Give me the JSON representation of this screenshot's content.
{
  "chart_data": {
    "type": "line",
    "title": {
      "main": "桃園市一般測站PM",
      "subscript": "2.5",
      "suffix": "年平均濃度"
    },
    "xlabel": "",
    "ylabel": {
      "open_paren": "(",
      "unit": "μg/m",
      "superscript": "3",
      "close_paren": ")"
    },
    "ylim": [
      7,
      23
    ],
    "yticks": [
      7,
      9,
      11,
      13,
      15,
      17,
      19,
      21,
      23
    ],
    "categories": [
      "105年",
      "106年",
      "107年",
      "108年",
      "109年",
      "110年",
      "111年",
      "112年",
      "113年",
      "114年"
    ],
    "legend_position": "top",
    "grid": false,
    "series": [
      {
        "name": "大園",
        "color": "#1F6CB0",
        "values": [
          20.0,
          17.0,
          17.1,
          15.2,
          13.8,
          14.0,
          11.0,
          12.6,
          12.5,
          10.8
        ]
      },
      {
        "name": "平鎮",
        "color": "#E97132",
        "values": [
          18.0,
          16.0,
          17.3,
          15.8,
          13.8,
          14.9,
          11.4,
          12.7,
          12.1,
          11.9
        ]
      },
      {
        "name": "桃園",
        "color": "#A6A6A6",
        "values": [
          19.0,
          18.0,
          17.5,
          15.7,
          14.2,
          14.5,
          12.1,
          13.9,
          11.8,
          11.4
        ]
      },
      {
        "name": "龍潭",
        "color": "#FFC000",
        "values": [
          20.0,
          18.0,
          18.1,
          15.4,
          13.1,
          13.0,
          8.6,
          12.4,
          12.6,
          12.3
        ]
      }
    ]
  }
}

### WHAT IS EXPECTED
Extract the full listing above without altering anything.

### SOLUTION FOR THIS PROBLEM
Give me the JSON representation of this screenshot's content.
{
  "chart_data": {
    "type": "line",
    "title": {
      "main": "桃園市一般測站PM",
      "subscript": "2.5",
      "suffix": "年平均濃度"
    },
    "xlabel": "",
    "ylabel": {
      "open_paren": "(",
      "unit": "μg/m",
      "superscript": "3",
      "close_paren": ")"
    },
    "ylim": [
      7,
      23
    ],
    "yticks": [
      7,
      9,
      11,
      13,
      15,
      17,
      19,
      21,
      23
    ],
    "categories": [
      "105年",
      "106年",
      "107年",
      "108年",
      "109年",
      "110年",
      "111年",
      "112年",
      "113年",
      "114年"
    ],
    "legend_position": "top",
    "grid": false,
    "series": [
      {
        "name": "大園",
        "color": "#1F6CB0",
        "values": [
          20.0,
          17.0,
          17.1,
          15.2,
          13.8,
          14.0,
          11.0,
          12.6,
          12.5,
          10.8
        ]
      },
      {
        "name": "平鎮",
        "color": "#E97132",
        "values": [
          18.0,
          16.0,
          17.3,
          15.8,
          13.8,
          14.9,
          11.4,
          12.7,
          12.1,
          11.9
        ]
      },
      {
        "name": "桃園",
        "color": "#A6A6A6",
        "values": [
          19.0,
          18.0,
          17.5,
          15.7,
          14.2,
          14.5,
          12.1,
          13.9,
          11.8,
          11.4
        ]
      },
      {
        "name": "龍潭",
        "color": "#FFC000",
        "values": [
          20.0,
          18.0,
          18.1,
          15.4,
          13.1,
          13.0,
          8.6,
          12.4,
          12.6,
          12.3
        ]
      }
    ]
  }
}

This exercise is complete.